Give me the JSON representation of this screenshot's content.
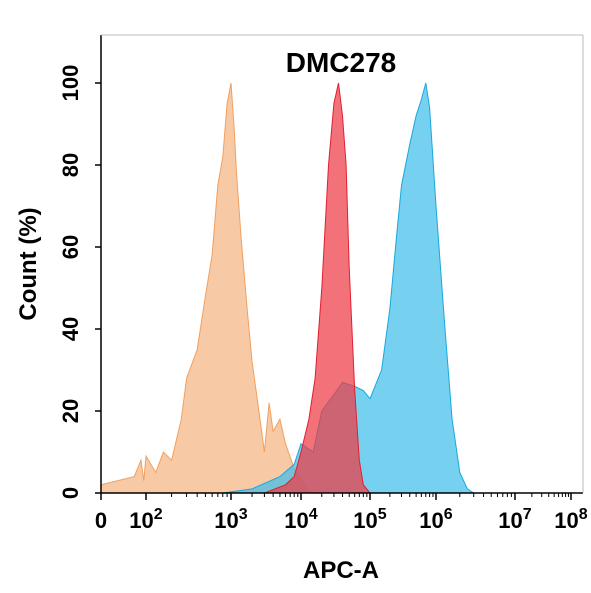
{
  "chart_data": {
    "type": "area",
    "title": "DMC278",
    "xlabel": "APC-A",
    "ylabel": "Count  (%)",
    "xscale": "log",
    "xlim": [
      0,
      100000000
    ],
    "ylim": [
      0,
      100
    ],
    "x_ticks": [
      {
        "label": "0",
        "sup": ""
      },
      {
        "label": "10",
        "sup": "2"
      },
      {
        "label": "10",
        "sup": "3"
      },
      {
        "label": "10",
        "sup": "4"
      },
      {
        "label": "10",
        "sup": "5"
      },
      {
        "label": "10",
        "sup": "6"
      },
      {
        "label": "10",
        "sup": "7"
      },
      {
        "label": "10",
        "sup": "8"
      }
    ],
    "y_ticks": [
      "0",
      "20",
      "40",
      "60",
      "80",
      "100"
    ],
    "grid": false,
    "series": [
      {
        "color": "#F5B482",
        "stroke": "#F0A060",
        "points": [
          [
            1,
            2
          ],
          [
            30,
            4
          ],
          [
            60,
            8
          ],
          [
            80,
            3
          ],
          [
            100,
            9
          ],
          [
            130,
            5
          ],
          [
            160,
            10
          ],
          [
            200,
            8
          ],
          [
            260,
            18
          ],
          [
            300,
            28
          ],
          [
            400,
            35
          ],
          [
            500,
            48
          ],
          [
            600,
            58
          ],
          [
            700,
            75
          ],
          [
            800,
            82
          ],
          [
            900,
            95
          ],
          [
            1000,
            100
          ],
          [
            1100,
            90
          ],
          [
            1200,
            78
          ],
          [
            1400,
            62
          ],
          [
            1700,
            45
          ],
          [
            2000,
            32
          ],
          [
            2500,
            20
          ],
          [
            3000,
            10
          ],
          [
            3500,
            22
          ],
          [
            4000,
            15
          ],
          [
            5000,
            18
          ],
          [
            6000,
            12
          ],
          [
            8000,
            6
          ],
          [
            10000,
            3
          ],
          [
            12000,
            1
          ],
          [
            15000,
            0
          ]
        ]
      },
      {
        "color": "#41BEEA",
        "stroke": "#1AA7DC",
        "points": [
          [
            800,
            0
          ],
          [
            2000,
            1
          ],
          [
            5000,
            4
          ],
          [
            8000,
            7
          ],
          [
            10000,
            12
          ],
          [
            15000,
            10
          ],
          [
            20000,
            20
          ],
          [
            30000,
            24
          ],
          [
            40000,
            27
          ],
          [
            60000,
            26
          ],
          [
            80000,
            25
          ],
          [
            100000,
            23
          ],
          [
            150000,
            30
          ],
          [
            200000,
            45
          ],
          [
            250000,
            62
          ],
          [
            300000,
            75
          ],
          [
            400000,
            85
          ],
          [
            500000,
            92
          ],
          [
            600000,
            96
          ],
          [
            700000,
            100
          ],
          [
            800000,
            94
          ],
          [
            1000000,
            70
          ],
          [
            1300000,
            40
          ],
          [
            1600000,
            18
          ],
          [
            2000000,
            5
          ],
          [
            2500000,
            1
          ],
          [
            3000000,
            0
          ]
        ]
      },
      {
        "color": "#EE3A44",
        "stroke": "#E02030",
        "points": [
          [
            3000,
            0
          ],
          [
            6000,
            2
          ],
          [
            8000,
            4
          ],
          [
            10000,
            10
          ],
          [
            13000,
            18
          ],
          [
            16000,
            28
          ],
          [
            20000,
            50
          ],
          [
            25000,
            80
          ],
          [
            30000,
            95
          ],
          [
            35000,
            100
          ],
          [
            40000,
            92
          ],
          [
            45000,
            80
          ],
          [
            50000,
            55
          ],
          [
            60000,
            25
          ],
          [
            70000,
            8
          ],
          [
            80000,
            2
          ],
          [
            100000,
            0
          ]
        ]
      }
    ]
  }
}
══════════════════════════════
The exercise: Set the listing down in full and exactly. Pictures within it should not appear in the copy.

Solution to the exercise:
Give me the JSON representation of this screenshot's content.
{
  "chart_data": {
    "type": "area",
    "title": "DMC278",
    "xlabel": "APC-A",
    "ylabel": "Count  (%)",
    "xscale": "log",
    "xlim": [
      0,
      100000000
    ],
    "ylim": [
      0,
      100
    ],
    "x_ticks": [
      {
        "label": "0",
        "sup": ""
      },
      {
        "label": "10",
        "sup": "2"
      },
      {
        "label": "10",
        "sup": "3"
      },
      {
        "label": "10",
        "sup": "4"
      },
      {
        "label": "10",
        "sup": "5"
      },
      {
        "label": "10",
        "sup": "6"
      },
      {
        "label": "10",
        "sup": "7"
      },
      {
        "label": "10",
        "sup": "8"
      }
    ],
    "y_ticks": [
      "0",
      "20",
      "40",
      "60",
      "80",
      "100"
    ],
    "grid": false,
    "series": [
      {
        "color": "#F5B482",
        "stroke": "#F0A060",
        "points": [
          [
            1,
            2
          ],
          [
            30,
            4
          ],
          [
            60,
            8
          ],
          [
            80,
            3
          ],
          [
            100,
            9
          ],
          [
            130,
            5
          ],
          [
            160,
            10
          ],
          [
            200,
            8
          ],
          [
            260,
            18
          ],
          [
            300,
            28
          ],
          [
            400,
            35
          ],
          [
            500,
            48
          ],
          [
            600,
            58
          ],
          [
            700,
            75
          ],
          [
            800,
            82
          ],
          [
            900,
            95
          ],
          [
            1000,
            100
          ],
          [
            1100,
            90
          ],
          [
            1200,
            78
          ],
          [
            1400,
            62
          ],
          [
            1700,
            45
          ],
          [
            2000,
            32
          ],
          [
            2500,
            20
          ],
          [
            3000,
            10
          ],
          [
            3500,
            22
          ],
          [
            4000,
            15
          ],
          [
            5000,
            18
          ],
          [
            6000,
            12
          ],
          [
            8000,
            6
          ],
          [
            10000,
            3
          ],
          [
            12000,
            1
          ],
          [
            15000,
            0
          ]
        ]
      },
      {
        "color": "#41BEEA",
        "stroke": "#1AA7DC",
        "points": [
          [
            800,
            0
          ],
          [
            2000,
            1
          ],
          [
            5000,
            4
          ],
          [
            8000,
            7
          ],
          [
            10000,
            12
          ],
          [
            15000,
            10
          ],
          [
            20000,
            20
          ],
          [
            30000,
            24
          ],
          [
            40000,
            27
          ],
          [
            60000,
            26
          ],
          [
            80000,
            25
          ],
          [
            100000,
            23
          ],
          [
            150000,
            30
          ],
          [
            200000,
            45
          ],
          [
            250000,
            62
          ],
          [
            300000,
            75
          ],
          [
            400000,
            85
          ],
          [
            500000,
            92
          ],
          [
            600000,
            96
          ],
          [
            700000,
            100
          ],
          [
            800000,
            94
          ],
          [
            1000000,
            70
          ],
          [
            1300000,
            40
          ],
          [
            1600000,
            18
          ],
          [
            2000000,
            5
          ],
          [
            2500000,
            1
          ],
          [
            3000000,
            0
          ]
        ]
      },
      {
        "color": "#EE3A44",
        "stroke": "#E02030",
        "points": [
          [
            3000,
            0
          ],
          [
            6000,
            2
          ],
          [
            8000,
            4
          ],
          [
            10000,
            10
          ],
          [
            13000,
            18
          ],
          [
            16000,
            28
          ],
          [
            20000,
            50
          ],
          [
            25000,
            80
          ],
          [
            30000,
            95
          ],
          [
            35000,
            100
          ],
          [
            40000,
            92
          ],
          [
            45000,
            80
          ],
          [
            50000,
            55
          ],
          [
            60000,
            25
          ],
          [
            70000,
            8
          ],
          [
            80000,
            2
          ],
          [
            100000,
            0
          ]
        ]
      }
    ]
  }
}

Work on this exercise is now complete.